From the listing below, pull out every line where the string "type" appears.

◇ ◇ ◇ ◇ ◇

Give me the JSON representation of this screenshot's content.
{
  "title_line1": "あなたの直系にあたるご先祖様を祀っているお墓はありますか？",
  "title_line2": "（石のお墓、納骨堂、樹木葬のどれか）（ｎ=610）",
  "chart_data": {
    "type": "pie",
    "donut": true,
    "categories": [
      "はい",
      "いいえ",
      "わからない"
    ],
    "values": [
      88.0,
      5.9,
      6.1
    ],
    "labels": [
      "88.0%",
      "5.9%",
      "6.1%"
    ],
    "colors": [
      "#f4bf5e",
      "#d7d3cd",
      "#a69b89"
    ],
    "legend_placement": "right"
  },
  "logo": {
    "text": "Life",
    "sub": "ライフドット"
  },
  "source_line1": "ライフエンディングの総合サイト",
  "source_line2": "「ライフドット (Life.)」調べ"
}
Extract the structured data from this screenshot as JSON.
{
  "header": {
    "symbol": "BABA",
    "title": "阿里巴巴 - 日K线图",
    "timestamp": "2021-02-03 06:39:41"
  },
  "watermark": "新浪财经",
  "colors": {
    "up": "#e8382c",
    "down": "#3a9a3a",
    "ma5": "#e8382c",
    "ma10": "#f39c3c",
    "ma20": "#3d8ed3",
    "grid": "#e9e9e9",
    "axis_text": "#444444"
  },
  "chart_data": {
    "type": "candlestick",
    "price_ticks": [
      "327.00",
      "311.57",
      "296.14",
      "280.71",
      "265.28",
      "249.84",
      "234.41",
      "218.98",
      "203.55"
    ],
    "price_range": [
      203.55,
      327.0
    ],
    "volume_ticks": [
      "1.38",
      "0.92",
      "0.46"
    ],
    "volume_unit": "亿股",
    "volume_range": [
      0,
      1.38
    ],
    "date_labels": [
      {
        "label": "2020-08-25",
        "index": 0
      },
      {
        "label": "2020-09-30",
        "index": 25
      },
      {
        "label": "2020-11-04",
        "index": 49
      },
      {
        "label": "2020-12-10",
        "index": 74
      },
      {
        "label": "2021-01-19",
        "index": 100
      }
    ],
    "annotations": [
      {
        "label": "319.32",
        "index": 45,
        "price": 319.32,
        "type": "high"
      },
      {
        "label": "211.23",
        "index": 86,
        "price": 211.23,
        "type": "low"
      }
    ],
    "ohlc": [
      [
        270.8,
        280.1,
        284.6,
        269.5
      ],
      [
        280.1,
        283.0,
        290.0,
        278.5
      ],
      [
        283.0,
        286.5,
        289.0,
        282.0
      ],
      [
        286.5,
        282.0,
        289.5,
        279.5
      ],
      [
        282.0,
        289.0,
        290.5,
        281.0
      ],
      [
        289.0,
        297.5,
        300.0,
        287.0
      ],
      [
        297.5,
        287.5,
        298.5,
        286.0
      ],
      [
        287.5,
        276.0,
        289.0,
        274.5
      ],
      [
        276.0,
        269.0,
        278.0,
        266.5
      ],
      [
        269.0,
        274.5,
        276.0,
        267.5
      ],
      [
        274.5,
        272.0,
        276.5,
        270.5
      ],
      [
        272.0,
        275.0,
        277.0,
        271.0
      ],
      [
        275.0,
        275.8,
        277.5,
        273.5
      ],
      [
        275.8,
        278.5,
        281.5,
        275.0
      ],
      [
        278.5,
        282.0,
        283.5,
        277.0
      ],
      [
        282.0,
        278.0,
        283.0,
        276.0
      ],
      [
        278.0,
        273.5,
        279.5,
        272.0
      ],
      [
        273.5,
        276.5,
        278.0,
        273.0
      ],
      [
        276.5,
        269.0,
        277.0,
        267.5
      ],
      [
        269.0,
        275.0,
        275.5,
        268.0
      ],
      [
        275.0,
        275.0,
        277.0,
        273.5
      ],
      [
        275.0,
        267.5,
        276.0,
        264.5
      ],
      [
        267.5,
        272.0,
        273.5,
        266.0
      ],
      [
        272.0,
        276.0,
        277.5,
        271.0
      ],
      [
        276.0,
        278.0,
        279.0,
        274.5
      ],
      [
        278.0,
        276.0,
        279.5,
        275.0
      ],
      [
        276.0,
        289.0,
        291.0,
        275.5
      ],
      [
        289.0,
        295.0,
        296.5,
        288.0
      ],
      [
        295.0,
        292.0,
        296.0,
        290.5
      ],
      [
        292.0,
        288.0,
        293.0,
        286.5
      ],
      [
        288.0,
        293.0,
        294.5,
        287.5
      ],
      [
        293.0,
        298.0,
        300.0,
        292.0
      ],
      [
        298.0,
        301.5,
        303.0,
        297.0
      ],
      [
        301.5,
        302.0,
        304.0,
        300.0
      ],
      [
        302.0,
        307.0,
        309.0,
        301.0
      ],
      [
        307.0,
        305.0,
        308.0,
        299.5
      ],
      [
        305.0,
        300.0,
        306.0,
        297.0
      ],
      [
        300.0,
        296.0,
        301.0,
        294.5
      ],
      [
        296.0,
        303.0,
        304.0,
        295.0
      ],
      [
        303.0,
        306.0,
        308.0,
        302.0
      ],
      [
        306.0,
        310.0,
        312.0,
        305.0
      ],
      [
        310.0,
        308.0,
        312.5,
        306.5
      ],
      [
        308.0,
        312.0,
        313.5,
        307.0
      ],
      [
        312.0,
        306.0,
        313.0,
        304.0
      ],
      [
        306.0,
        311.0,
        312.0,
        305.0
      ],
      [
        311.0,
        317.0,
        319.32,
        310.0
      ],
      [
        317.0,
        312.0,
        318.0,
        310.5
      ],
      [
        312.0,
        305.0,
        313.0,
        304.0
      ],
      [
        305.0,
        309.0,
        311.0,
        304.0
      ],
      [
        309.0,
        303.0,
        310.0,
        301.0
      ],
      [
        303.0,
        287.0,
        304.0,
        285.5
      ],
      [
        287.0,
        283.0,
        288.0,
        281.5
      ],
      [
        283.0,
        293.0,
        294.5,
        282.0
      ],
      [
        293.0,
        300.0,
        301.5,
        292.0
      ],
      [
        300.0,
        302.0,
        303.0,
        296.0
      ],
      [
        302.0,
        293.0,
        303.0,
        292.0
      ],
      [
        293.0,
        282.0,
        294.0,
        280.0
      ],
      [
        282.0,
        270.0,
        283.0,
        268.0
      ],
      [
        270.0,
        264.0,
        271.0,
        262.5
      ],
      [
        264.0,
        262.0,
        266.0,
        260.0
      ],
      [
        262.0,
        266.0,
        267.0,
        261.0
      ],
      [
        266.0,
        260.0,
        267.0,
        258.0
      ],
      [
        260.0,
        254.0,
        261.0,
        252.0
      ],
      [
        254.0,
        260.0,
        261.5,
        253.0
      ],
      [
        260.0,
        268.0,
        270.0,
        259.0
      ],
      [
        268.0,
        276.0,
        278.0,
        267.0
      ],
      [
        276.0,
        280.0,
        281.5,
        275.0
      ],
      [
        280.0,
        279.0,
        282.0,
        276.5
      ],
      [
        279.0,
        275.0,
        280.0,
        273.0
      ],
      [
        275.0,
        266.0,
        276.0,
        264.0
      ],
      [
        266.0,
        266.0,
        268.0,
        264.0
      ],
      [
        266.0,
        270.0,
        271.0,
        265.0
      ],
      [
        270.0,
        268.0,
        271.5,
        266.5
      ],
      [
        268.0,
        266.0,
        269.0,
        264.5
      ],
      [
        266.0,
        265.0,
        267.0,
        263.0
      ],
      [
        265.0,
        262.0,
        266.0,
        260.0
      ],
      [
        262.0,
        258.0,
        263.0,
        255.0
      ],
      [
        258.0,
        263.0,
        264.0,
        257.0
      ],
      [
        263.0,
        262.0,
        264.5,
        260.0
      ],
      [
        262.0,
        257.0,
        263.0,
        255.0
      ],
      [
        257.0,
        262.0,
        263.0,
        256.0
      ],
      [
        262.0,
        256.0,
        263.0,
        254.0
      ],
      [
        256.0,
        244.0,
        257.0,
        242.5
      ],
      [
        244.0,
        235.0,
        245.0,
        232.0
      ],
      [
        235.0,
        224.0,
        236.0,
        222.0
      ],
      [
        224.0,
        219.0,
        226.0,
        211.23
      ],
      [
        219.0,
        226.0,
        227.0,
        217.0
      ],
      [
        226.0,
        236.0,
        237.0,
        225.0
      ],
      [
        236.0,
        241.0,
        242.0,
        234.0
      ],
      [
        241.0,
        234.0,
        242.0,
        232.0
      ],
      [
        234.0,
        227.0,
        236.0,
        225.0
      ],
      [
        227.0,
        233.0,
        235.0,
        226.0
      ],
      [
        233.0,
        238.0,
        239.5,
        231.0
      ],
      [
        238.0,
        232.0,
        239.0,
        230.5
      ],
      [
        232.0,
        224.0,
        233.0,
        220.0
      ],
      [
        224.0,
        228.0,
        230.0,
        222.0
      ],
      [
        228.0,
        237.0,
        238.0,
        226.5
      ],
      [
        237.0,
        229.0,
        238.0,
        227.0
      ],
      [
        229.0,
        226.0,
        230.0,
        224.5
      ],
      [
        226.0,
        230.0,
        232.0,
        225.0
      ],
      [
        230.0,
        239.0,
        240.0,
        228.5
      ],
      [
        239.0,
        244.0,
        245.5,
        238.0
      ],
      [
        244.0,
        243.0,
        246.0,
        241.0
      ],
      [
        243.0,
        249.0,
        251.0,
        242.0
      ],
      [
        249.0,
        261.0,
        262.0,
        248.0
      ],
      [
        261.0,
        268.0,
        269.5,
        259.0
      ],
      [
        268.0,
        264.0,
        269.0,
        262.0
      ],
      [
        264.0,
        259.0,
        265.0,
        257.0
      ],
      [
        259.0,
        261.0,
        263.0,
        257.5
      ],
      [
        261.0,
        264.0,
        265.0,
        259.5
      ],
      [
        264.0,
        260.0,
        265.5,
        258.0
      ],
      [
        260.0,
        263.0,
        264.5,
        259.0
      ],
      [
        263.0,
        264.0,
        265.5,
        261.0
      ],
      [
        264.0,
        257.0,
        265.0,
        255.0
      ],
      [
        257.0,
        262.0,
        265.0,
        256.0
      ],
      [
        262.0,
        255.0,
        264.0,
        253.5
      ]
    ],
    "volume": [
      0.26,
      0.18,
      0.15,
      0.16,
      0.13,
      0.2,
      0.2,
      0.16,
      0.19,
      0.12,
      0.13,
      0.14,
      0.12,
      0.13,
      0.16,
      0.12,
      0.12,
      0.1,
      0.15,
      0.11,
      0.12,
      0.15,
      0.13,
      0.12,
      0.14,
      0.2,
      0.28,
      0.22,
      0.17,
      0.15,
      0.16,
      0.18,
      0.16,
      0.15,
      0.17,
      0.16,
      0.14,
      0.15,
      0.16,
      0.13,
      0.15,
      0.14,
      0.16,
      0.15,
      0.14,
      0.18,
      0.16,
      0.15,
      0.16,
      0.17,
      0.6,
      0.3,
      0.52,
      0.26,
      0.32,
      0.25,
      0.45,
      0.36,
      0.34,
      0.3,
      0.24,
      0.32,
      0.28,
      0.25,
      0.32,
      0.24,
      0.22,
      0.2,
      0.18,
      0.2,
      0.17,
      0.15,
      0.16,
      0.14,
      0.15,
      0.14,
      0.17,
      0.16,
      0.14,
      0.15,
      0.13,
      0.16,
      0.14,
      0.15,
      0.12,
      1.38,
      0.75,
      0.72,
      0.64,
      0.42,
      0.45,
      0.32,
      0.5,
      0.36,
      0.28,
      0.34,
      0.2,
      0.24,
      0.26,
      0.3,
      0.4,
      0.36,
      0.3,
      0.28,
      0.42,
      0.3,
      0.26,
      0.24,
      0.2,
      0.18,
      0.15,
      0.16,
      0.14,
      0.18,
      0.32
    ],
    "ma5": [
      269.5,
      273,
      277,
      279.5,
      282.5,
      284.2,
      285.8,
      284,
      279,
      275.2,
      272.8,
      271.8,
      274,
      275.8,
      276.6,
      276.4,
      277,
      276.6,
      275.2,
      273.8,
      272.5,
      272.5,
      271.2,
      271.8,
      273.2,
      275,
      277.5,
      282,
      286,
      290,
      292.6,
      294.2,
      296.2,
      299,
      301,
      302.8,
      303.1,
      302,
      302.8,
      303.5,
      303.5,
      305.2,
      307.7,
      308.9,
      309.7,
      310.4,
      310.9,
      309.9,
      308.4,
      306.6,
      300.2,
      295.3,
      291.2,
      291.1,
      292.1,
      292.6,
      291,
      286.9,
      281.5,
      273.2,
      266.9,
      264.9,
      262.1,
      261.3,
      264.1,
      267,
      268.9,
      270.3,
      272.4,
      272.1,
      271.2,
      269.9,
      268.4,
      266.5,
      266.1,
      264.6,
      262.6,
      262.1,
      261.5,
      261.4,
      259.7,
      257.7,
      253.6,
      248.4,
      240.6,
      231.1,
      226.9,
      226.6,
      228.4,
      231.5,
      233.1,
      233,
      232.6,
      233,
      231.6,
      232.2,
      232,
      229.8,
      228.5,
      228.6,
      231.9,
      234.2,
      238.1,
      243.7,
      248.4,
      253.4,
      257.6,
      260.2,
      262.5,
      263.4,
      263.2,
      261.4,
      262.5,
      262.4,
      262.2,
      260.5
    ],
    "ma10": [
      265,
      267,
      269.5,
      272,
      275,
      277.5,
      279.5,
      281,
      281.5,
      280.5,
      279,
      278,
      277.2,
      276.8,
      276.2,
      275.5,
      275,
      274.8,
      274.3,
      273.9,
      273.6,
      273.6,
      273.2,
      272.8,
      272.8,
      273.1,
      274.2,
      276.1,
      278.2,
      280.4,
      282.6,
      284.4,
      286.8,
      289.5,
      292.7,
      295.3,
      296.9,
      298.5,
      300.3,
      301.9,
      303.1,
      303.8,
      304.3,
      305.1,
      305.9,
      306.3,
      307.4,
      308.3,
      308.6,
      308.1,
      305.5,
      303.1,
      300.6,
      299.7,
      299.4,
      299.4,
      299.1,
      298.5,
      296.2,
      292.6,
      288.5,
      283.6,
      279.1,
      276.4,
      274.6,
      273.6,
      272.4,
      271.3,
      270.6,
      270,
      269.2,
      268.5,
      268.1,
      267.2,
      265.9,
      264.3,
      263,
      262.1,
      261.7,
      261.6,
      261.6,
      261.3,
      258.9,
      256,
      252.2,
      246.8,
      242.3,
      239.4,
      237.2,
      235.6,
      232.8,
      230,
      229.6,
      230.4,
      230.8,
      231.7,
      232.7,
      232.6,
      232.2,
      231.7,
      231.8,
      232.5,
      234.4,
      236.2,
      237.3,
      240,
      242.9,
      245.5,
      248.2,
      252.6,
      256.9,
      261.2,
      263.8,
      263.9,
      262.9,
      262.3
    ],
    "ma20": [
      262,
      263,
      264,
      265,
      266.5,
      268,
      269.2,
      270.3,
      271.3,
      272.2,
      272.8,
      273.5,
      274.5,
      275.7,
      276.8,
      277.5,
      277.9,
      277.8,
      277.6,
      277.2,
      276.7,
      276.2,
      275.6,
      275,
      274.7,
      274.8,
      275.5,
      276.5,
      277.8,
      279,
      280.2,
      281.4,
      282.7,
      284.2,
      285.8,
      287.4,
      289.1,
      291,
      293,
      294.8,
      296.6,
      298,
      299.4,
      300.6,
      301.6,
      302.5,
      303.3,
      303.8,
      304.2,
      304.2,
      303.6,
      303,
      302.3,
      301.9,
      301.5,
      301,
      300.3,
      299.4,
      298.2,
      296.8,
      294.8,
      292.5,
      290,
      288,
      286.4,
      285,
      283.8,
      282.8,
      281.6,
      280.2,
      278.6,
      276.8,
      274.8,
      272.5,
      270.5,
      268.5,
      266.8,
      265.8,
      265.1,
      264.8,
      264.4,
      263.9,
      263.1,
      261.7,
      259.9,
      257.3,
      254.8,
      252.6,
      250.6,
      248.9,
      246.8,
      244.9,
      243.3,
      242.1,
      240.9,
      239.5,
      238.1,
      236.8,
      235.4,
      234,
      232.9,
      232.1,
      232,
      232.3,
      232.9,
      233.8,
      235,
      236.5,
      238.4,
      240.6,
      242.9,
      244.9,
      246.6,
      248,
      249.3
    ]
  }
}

◇ ◇ ◇ ◇ ◇

* _Result below_:
    "type": "pie",
    "type": "candlestick",
        "type": "high"
        "type": "low"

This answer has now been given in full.